## Start

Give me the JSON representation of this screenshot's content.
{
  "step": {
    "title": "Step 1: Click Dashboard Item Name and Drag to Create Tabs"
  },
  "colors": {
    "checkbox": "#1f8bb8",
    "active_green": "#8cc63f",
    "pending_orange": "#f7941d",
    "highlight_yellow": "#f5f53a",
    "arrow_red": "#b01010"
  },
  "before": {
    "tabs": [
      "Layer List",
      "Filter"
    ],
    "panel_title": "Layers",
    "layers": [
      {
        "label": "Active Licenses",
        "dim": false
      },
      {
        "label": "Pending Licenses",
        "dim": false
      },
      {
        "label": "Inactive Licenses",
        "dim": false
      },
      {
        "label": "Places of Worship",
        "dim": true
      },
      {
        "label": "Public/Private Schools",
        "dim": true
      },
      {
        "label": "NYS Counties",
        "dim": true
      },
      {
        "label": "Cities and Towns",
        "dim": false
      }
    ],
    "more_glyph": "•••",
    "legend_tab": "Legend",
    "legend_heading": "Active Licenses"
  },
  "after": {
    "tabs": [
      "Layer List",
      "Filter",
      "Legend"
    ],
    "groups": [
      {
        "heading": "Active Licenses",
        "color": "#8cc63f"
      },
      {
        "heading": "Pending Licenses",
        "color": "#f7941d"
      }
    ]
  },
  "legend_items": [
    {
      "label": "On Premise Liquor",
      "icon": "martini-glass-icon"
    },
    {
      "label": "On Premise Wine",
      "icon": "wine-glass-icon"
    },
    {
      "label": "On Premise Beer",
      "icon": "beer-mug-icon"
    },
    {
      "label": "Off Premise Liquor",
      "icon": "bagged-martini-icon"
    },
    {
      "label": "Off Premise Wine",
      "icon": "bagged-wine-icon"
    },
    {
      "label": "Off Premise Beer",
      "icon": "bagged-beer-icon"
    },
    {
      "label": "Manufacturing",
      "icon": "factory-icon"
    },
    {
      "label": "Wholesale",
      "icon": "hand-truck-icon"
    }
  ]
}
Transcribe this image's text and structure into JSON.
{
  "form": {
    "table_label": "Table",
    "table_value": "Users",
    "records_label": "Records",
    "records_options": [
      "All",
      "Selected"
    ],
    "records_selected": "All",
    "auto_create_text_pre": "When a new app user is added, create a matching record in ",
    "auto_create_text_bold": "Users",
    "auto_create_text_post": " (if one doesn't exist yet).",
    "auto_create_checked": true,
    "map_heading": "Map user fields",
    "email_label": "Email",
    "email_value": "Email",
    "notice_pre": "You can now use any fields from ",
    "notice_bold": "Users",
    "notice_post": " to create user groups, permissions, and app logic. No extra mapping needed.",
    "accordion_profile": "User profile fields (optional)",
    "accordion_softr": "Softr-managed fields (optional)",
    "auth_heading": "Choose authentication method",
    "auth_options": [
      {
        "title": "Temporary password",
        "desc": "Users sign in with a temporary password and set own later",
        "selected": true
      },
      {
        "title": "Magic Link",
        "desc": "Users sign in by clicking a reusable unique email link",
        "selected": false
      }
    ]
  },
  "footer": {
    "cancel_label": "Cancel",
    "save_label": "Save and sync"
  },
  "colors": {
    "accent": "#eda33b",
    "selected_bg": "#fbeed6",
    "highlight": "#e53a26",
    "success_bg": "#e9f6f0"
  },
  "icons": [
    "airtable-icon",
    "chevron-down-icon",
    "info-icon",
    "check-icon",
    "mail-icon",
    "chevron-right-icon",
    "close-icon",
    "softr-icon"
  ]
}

## End

## WHAT YOU SHOULD DO:
Copy out every line of the material above that mentions the word "desc".

## REPLY TO THE TASK:
        "desc": "Users sign in with a temporary password and set own later",
        "desc": "Users sign in by clicking a reusable unique email link",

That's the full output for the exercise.